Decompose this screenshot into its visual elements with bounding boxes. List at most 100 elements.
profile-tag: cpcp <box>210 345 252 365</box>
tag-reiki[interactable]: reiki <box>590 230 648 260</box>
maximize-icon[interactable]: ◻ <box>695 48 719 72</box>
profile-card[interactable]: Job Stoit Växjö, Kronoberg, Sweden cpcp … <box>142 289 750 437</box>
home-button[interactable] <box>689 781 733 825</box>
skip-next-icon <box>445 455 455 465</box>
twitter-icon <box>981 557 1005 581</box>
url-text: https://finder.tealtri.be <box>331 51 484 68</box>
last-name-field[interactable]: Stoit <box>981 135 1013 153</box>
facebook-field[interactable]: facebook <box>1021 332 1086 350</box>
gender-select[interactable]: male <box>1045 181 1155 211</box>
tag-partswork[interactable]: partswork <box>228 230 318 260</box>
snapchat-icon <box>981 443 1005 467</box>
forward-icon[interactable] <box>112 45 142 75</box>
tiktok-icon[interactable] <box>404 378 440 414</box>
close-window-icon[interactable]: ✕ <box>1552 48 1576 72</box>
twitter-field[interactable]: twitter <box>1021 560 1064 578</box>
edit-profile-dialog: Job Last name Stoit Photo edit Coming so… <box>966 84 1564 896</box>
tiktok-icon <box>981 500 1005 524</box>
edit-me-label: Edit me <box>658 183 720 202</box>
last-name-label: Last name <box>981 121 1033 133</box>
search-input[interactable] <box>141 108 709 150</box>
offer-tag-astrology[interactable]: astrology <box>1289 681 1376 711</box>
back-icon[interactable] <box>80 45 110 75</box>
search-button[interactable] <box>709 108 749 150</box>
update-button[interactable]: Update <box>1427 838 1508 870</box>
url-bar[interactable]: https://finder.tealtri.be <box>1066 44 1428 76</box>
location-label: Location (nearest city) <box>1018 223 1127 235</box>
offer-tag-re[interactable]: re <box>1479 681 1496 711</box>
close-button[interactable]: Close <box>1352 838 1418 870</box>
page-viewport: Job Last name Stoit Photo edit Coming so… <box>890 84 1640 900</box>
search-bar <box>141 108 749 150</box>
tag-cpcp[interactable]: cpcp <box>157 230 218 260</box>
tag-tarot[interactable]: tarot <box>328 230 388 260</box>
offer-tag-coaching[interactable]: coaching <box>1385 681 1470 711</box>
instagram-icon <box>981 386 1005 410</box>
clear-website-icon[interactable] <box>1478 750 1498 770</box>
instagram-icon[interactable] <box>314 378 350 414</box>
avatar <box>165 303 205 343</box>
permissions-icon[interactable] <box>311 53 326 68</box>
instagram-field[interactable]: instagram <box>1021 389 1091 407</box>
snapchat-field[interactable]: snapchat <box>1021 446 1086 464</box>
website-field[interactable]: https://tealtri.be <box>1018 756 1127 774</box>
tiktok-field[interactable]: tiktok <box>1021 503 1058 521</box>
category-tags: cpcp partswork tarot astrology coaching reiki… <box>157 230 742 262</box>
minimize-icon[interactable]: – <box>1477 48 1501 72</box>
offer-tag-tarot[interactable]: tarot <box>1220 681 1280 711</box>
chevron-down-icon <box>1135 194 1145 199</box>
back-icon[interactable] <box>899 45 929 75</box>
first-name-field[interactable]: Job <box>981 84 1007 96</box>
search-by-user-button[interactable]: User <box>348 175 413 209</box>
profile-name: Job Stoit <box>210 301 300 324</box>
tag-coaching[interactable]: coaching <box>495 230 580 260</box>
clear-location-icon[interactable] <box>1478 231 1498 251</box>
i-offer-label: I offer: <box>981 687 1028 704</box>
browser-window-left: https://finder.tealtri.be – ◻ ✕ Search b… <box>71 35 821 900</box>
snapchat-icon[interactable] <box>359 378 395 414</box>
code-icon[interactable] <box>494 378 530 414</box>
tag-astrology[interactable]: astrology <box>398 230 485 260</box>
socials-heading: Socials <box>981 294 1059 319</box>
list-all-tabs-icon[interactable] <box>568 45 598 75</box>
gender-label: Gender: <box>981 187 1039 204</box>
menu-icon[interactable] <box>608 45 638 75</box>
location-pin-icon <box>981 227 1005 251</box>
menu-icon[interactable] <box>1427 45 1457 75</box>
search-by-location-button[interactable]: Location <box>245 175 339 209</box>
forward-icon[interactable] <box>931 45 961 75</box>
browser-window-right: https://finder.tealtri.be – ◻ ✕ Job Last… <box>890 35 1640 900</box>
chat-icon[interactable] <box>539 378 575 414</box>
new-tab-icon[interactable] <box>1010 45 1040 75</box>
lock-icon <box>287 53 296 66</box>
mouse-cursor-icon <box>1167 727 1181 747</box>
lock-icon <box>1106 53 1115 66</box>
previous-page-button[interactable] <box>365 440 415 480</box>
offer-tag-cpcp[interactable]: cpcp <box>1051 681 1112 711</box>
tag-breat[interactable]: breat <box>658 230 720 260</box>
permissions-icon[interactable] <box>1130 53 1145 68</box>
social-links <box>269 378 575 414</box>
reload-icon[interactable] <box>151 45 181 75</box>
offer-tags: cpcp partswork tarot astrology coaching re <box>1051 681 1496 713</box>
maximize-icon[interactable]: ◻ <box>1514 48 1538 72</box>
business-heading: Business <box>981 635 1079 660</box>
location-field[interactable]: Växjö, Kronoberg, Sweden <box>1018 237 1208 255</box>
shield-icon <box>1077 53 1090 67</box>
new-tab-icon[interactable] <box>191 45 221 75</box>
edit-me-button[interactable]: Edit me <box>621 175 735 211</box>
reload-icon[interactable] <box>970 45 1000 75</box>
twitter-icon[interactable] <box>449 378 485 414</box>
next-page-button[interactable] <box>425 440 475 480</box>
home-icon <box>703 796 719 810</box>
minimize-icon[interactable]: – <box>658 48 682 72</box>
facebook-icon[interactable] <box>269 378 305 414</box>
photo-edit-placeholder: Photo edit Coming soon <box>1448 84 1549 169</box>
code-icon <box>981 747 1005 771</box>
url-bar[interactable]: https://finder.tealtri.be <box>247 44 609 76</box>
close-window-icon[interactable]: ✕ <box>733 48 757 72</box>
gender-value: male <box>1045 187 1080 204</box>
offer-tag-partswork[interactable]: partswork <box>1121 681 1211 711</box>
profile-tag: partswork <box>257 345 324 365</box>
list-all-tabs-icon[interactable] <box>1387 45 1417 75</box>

========

▶ **WRITTEN REQUEST**
How many lines of the listing above contain the word "permissions"? Reply with the number only.

▶ **SOLUTION FOR THIS TASK**
2